» **EXERCISE**
Read the entries below and pull out each line with the string "screenshot".

» **RECORDS PROVIDED**
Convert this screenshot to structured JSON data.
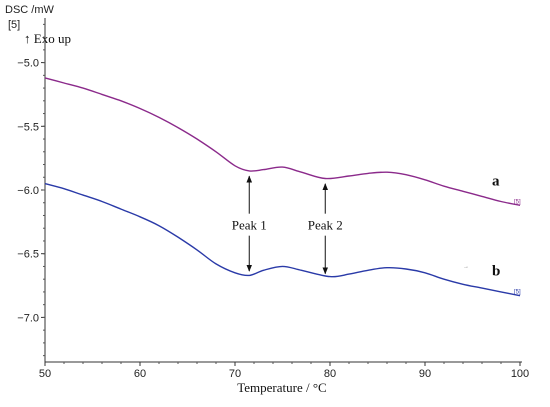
{
  "chart_data": {
    "type": "line",
    "ylabel": "DSC /mW",
    "y_unit_marker": "[5]",
    "direction_note": "↑ Exo up",
    "xlabel": "Temperature / °C",
    "xlim": [
      50,
      100
    ],
    "ylim": [
      -7.35,
      -4.65
    ],
    "x_ticks": [
      50,
      60,
      70,
      80,
      90,
      100
    ],
    "y_ticks": [
      -5.0,
      -5.5,
      -6.0,
      -6.5,
      -7.0
    ],
    "y_tick_labels": [
      "−5.0",
      "−5.5",
      "−6.0",
      "−6.5",
      "−7.0"
    ],
    "grid": false,
    "series": [
      {
        "name": "a",
        "color": "#8b2a8b",
        "end_marker": "[5]",
        "x": [
          50,
          52,
          54,
          56,
          58,
          60,
          62,
          64,
          66,
          68,
          70,
          71.5,
          73,
          75,
          77,
          79.5,
          82,
          84,
          86,
          88,
          90,
          92,
          94,
          96,
          98,
          100
        ],
        "y": [
          -5.12,
          -5.16,
          -5.2,
          -5.25,
          -5.3,
          -5.36,
          -5.43,
          -5.51,
          -5.6,
          -5.7,
          -5.81,
          -5.85,
          -5.84,
          -5.82,
          -5.86,
          -5.91,
          -5.89,
          -5.87,
          -5.86,
          -5.88,
          -5.92,
          -5.97,
          -6.01,
          -6.05,
          -6.09,
          -6.12
        ]
      },
      {
        "name": "b",
        "color": "#2a3aa8",
        "end_marker": "[5]",
        "x": [
          50,
          52,
          54,
          56,
          58,
          60,
          62,
          64,
          66,
          68,
          70,
          71.5,
          73,
          75,
          77,
          80,
          82,
          84,
          86,
          88,
          90,
          92,
          94,
          96,
          98,
          100
        ],
        "y": [
          -5.95,
          -5.99,
          -6.04,
          -6.09,
          -6.15,
          -6.21,
          -6.28,
          -6.37,
          -6.47,
          -6.58,
          -6.65,
          -6.67,
          -6.63,
          -6.6,
          -6.63,
          -6.68,
          -6.66,
          -6.63,
          -6.61,
          -6.62,
          -6.65,
          -6.7,
          -6.74,
          -6.77,
          -6.8,
          -6.83
        ]
      }
    ],
    "annotations": [
      {
        "text": "Peak 1",
        "x": 71.5,
        "arrow_up_y": -5.86,
        "arrow_down_y": -6.66,
        "label_y": -6.28
      },
      {
        "text": "Peak 2",
        "x": 79.5,
        "arrow_up_y": -5.92,
        "arrow_down_y": -6.68,
        "label_y": -6.28
      }
    ],
    "extra_mark": "→"
  }
}
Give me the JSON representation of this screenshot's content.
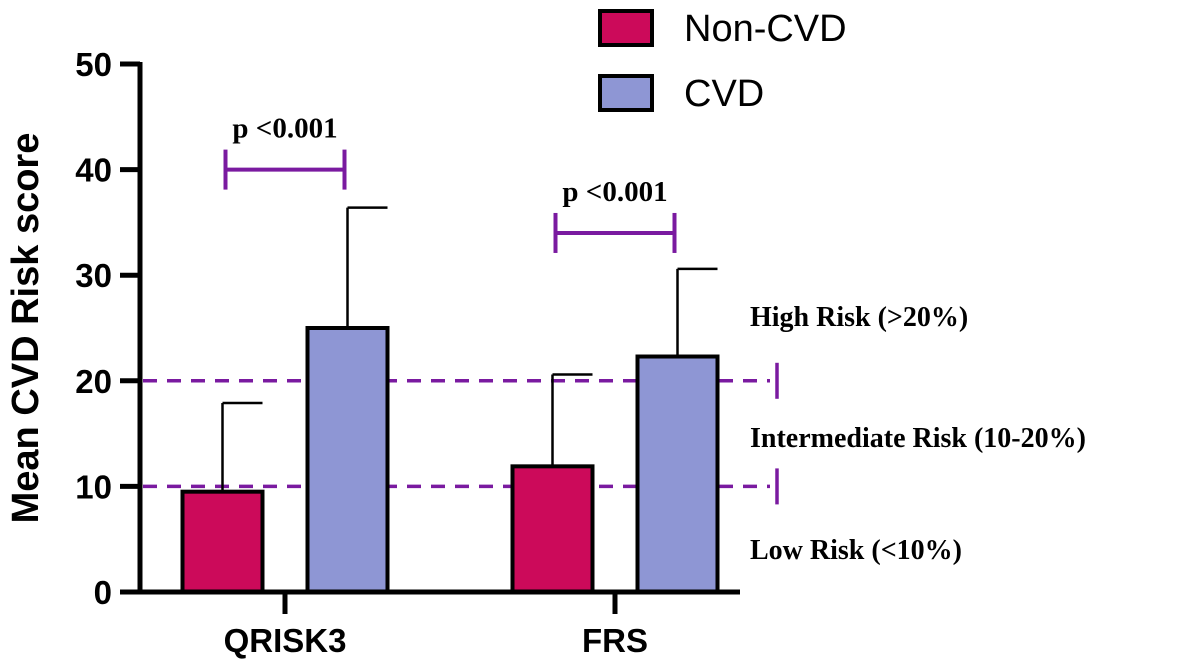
{
  "chart_data": {
    "type": "bar",
    "title": "",
    "xlabel": "",
    "ylabel": "Mean CVD Risk score",
    "ylim": [
      0,
      50
    ],
    "yticks": [
      0,
      10,
      20,
      30,
      40,
      50
    ],
    "grid": false,
    "categories": [
      "QRISK3",
      "FRS"
    ],
    "series": [
      {
        "name": "Non-CVD",
        "color": "#cc0a5a",
        "values": [
          9.5,
          11.9
        ],
        "error_upper": [
          17.9,
          20.6
        ]
      },
      {
        "name": "CVD",
        "color": "#8e96d4",
        "values": [
          25.0,
          22.3
        ],
        "error_upper": [
          36.4,
          30.6
        ]
      }
    ],
    "legend_position": "top-center",
    "significance": [
      {
        "category": "QRISK3",
        "label": "p <0.001",
        "y": 40
      },
      {
        "category": "FRS",
        "label": "p <0.001",
        "y": 34
      }
    ],
    "reference_lines": [
      {
        "y": 20
      },
      {
        "y": 10
      }
    ],
    "annotation_color": "#7a1aa0",
    "risk_zones": [
      {
        "label": "High Risk (>20%)"
      },
      {
        "label": "Intermediate Risk (10-20%)"
      },
      {
        "label": "Low Risk (<10%)"
      }
    ]
  }
}
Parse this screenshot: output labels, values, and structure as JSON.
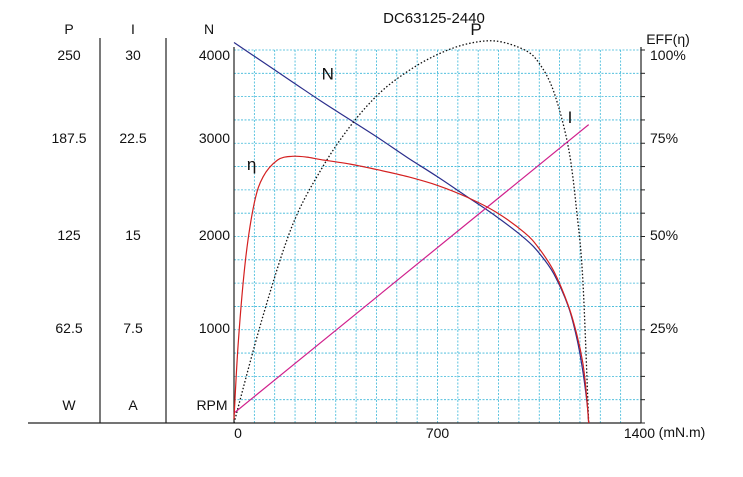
{
  "chart_data": {
    "type": "line",
    "title": "DC63125-2440",
    "xlabel": "(mN.m)",
    "xlim": [
      0,
      1400
    ],
    "x_ticks": [
      "0",
      "700",
      "1400"
    ],
    "left_axes": [
      {
        "name": "P",
        "unit": "W",
        "ticks": [
          "250",
          "187.5",
          "125",
          "62.5"
        ],
        "range": [
          0,
          250
        ]
      },
      {
        "name": "I",
        "unit": "A",
        "ticks": [
          "30",
          "22.5",
          "15",
          "7.5"
        ],
        "range": [
          0,
          30
        ]
      },
      {
        "name": "N",
        "unit": "RPM",
        "ticks": [
          "4000",
          "3000",
          "2000",
          "1000"
        ],
        "range": [
          0,
          4000
        ]
      }
    ],
    "right_axis": {
      "name": "EFF(η)",
      "ticks": [
        "100%",
        "75%",
        "50%",
        "25%"
      ],
      "range": [
        0,
        100
      ]
    },
    "grid": true,
    "series": [
      {
        "name": "N",
        "axis": "N",
        "color": "#2b2e8c",
        "style": "solid",
        "points": [
          [
            0,
            4080
          ],
          [
            100,
            3870
          ],
          [
            200,
            3660
          ],
          [
            300,
            3450
          ],
          [
            400,
            3250
          ],
          [
            500,
            3050
          ],
          [
            600,
            2840
          ],
          [
            700,
            2640
          ],
          [
            800,
            2430
          ],
          [
            900,
            2220
          ],
          [
            1000,
            1980
          ],
          [
            1050,
            1820
          ],
          [
            1100,
            1600
          ],
          [
            1150,
            1250
          ],
          [
            1180,
            900
          ],
          [
            1200,
            550
          ],
          [
            1215,
            200
          ],
          [
            1220,
            0
          ]
        ]
      },
      {
        "name": "P",
        "axis": "P",
        "color": "#111111",
        "style": "dotted",
        "points": [
          [
            0,
            0
          ],
          [
            100,
            72
          ],
          [
            200,
            132
          ],
          [
            300,
            170
          ],
          [
            400,
            199
          ],
          [
            500,
            221
          ],
          [
            600,
            236
          ],
          [
            700,
            247
          ],
          [
            800,
            254
          ],
          [
            900,
            256
          ],
          [
            1000,
            250
          ],
          [
            1050,
            241
          ],
          [
            1100,
            222
          ],
          [
            1150,
            185
          ],
          [
            1180,
            140
          ],
          [
            1200,
            95
          ],
          [
            1220,
            0
          ]
        ]
      },
      {
        "name": "I",
        "axis": "I",
        "color": "#d0208c",
        "style": "solid",
        "points": [
          [
            0,
            0.8
          ],
          [
            1220,
            24
          ]
        ]
      },
      {
        "name": "η",
        "axis": "EFF",
        "color": "#d42020",
        "style": "solid",
        "points": [
          [
            0,
            1
          ],
          [
            15,
            22
          ],
          [
            40,
            44
          ],
          [
            70,
            59
          ],
          [
            100,
            66
          ],
          [
            150,
            70.5
          ],
          [
            200,
            71.5
          ],
          [
            250,
            71.3
          ],
          [
            300,
            70.6
          ],
          [
            400,
            69.4
          ],
          [
            500,
            67.8
          ],
          [
            600,
            66
          ],
          [
            700,
            63.7
          ],
          [
            800,
            60.6
          ],
          [
            900,
            56.6
          ],
          [
            1000,
            51
          ],
          [
            1050,
            46.7
          ],
          [
            1100,
            40.7
          ],
          [
            1150,
            31.5
          ],
          [
            1180,
            23.5
          ],
          [
            1200,
            16
          ],
          [
            1212,
            8
          ],
          [
            1220,
            0
          ]
        ]
      }
    ],
    "curve_labels": [
      {
        "text": "N",
        "x": 295,
        "axis": "N",
        "y": 3660
      },
      {
        "text": "P",
        "x": 860,
        "axis": "P",
        "y": 256
      },
      {
        "text": "I",
        "x": 1190,
        "axis": "I",
        "y": 23.8
      },
      {
        "text": "η",
        "x": 95,
        "axis": "EFF",
        "y": 67
      }
    ]
  }
}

» **RESULT FOR THIS TASK**
Convert this screenshot to structured JSON data.
Give me the JSON representation of this screenshot's content.
Parse this screenshot: output labels, values, and structure as JSON.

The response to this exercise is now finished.